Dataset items
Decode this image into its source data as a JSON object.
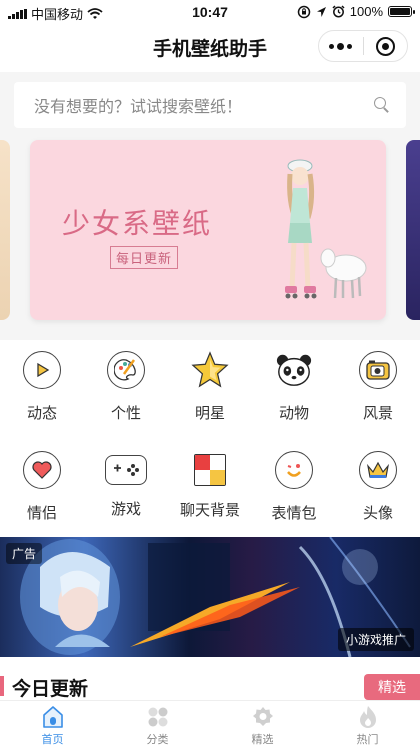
{
  "status_bar": {
    "carrier": "中国移动",
    "time": "10:47",
    "battery": "100%",
    "battery_level": 1.0
  },
  "nav": {
    "title": "手机壁纸助手"
  },
  "search": {
    "placeholder": "没有想要的？试试搜索壁纸！"
  },
  "banner": {
    "title": "少女系壁纸",
    "subtitle": "每日更新"
  },
  "categories": [
    {
      "label": "动态",
      "icon": "play-icon"
    },
    {
      "label": "个性",
      "icon": "palette-icon"
    },
    {
      "label": "明星",
      "icon": "star-icon"
    },
    {
      "label": "动物",
      "icon": "panda-icon"
    },
    {
      "label": "风景",
      "icon": "camera-icon"
    },
    {
      "label": "情侣",
      "icon": "heart-icon"
    },
    {
      "label": "游戏",
      "icon": "gamepad-icon"
    },
    {
      "label": "聊天背景",
      "icon": "color-blocks-icon"
    },
    {
      "label": "表情包",
      "icon": "emoji-face-icon"
    },
    {
      "label": "头像",
      "icon": "crown-icon"
    }
  ],
  "ad": {
    "tag": "广告",
    "promo": "小游戏推广"
  },
  "section": {
    "title": "今日更新",
    "more": "精选"
  },
  "tabbar": [
    {
      "label": "首页",
      "active": true,
      "icon": "home-icon"
    },
    {
      "label": "分类",
      "active": false,
      "icon": "category-icon"
    },
    {
      "label": "精选",
      "active": false,
      "icon": "gear-badge-icon"
    },
    {
      "label": "热门",
      "active": false,
      "icon": "flame-icon"
    }
  ],
  "colors": {
    "accent": "#3a8ee6",
    "pink": "#e86a7e",
    "banner_bg": "#fbd7df"
  }
}
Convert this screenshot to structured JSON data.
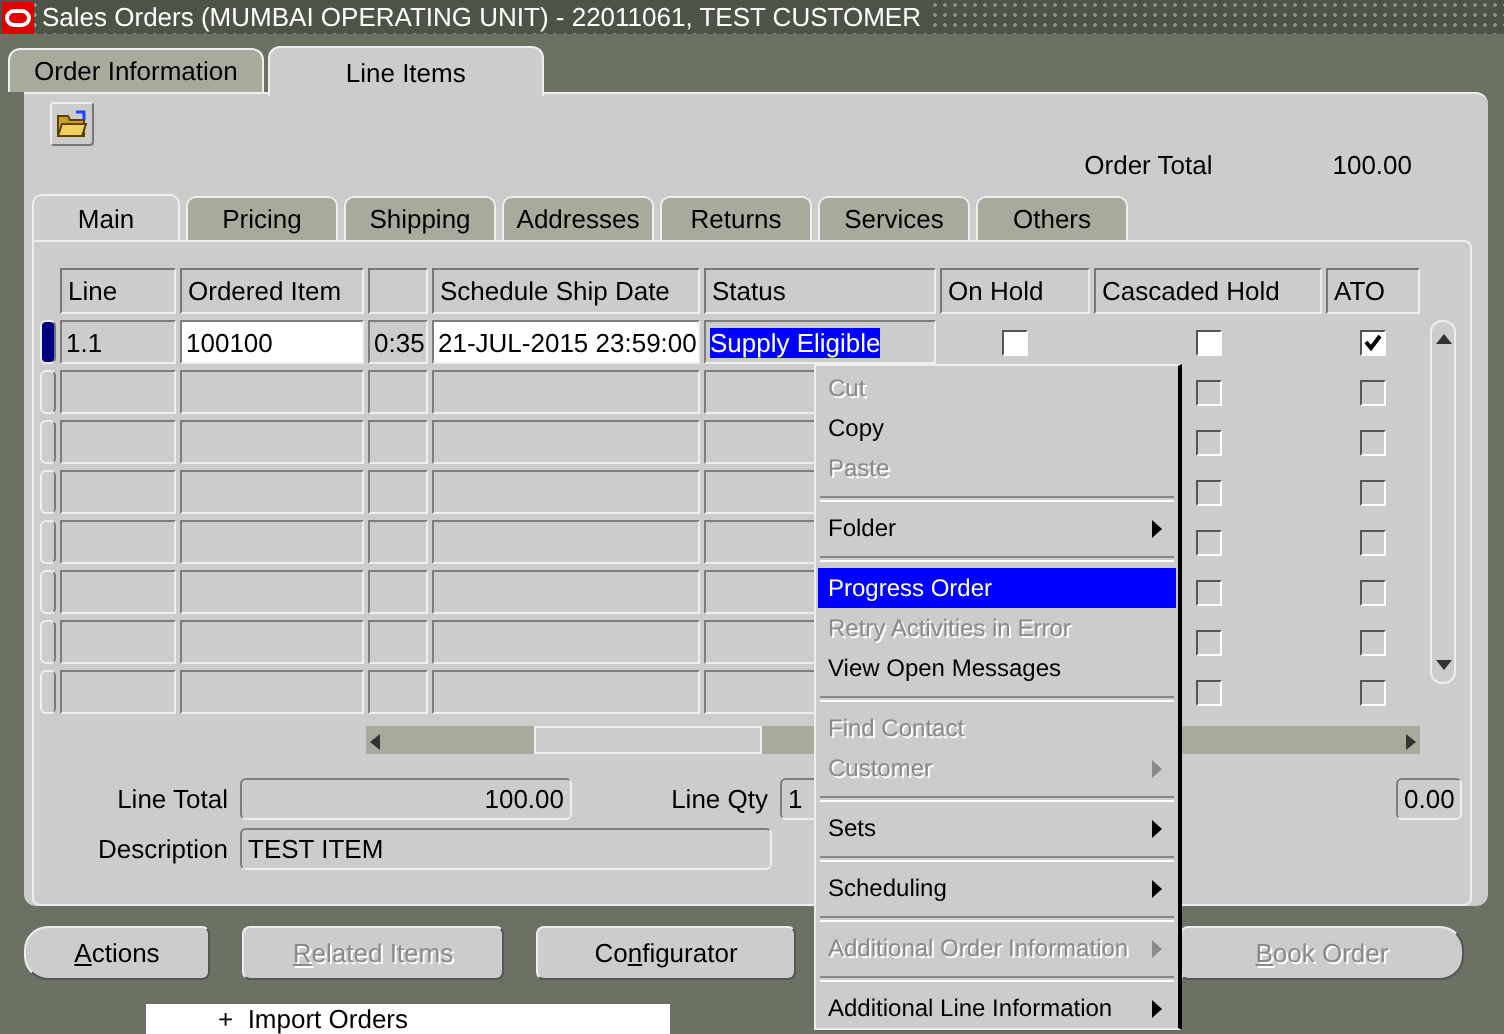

#### Stated problem
Repeat the data exactly, without the pictures.

#### The result
Decode this image into its source data as a JSON object.
{
  "status_bar": {
    "carrier": "中国移动",
    "time": "10:47",
    "battery": "100%",
    "battery_level": 1.0
  },
  "nav": {
    "title": "手机壁纸助手"
  },
  "search": {
    "placeholder": "没有想要的？试试搜索壁纸！"
  },
  "banner": {
    "title": "少女系壁纸",
    "subtitle": "每日更新"
  },
  "categories": [
    {
      "label": "动态",
      "icon": "play-icon"
    },
    {
      "label": "个性",
      "icon": "palette-icon"
    },
    {
      "label": "明星",
      "icon": "star-icon"
    },
    {
      "label": "动物",
      "icon": "panda-icon"
    },
    {
      "label": "风景",
      "icon": "camera-icon"
    },
    {
      "label": "情侣",
      "icon": "heart-icon"
    },
    {
      "label": "游戏",
      "icon": "gamepad-icon"
    },
    {
      "label": "聊天背景",
      "icon": "color-blocks-icon"
    },
    {
      "label": "表情包",
      "icon": "emoji-face-icon"
    },
    {
      "label": "头像",
      "icon": "crown-icon"
    }
  ],
  "ad": {
    "tag": "广告",
    "promo": "小游戏推广"
  },
  "section": {
    "title": "今日更新",
    "more": "精选"
  },
  "tabbar": [
    {
      "label": "首页",
      "active": true,
      "icon": "home-icon"
    },
    {
      "label": "分类",
      "active": false,
      "icon": "category-icon"
    },
    {
      "label": "精选",
      "active": false,
      "icon": "gear-badge-icon"
    },
    {
      "label": "热门",
      "active": false,
      "icon": "flame-icon"
    }
  ],
  "colors": {
    "accent": "#3a8ee6",
    "pink": "#e86a7e",
    "banner_bg": "#fbd7df"
  }
}
Convert this screenshot to structured JSON data.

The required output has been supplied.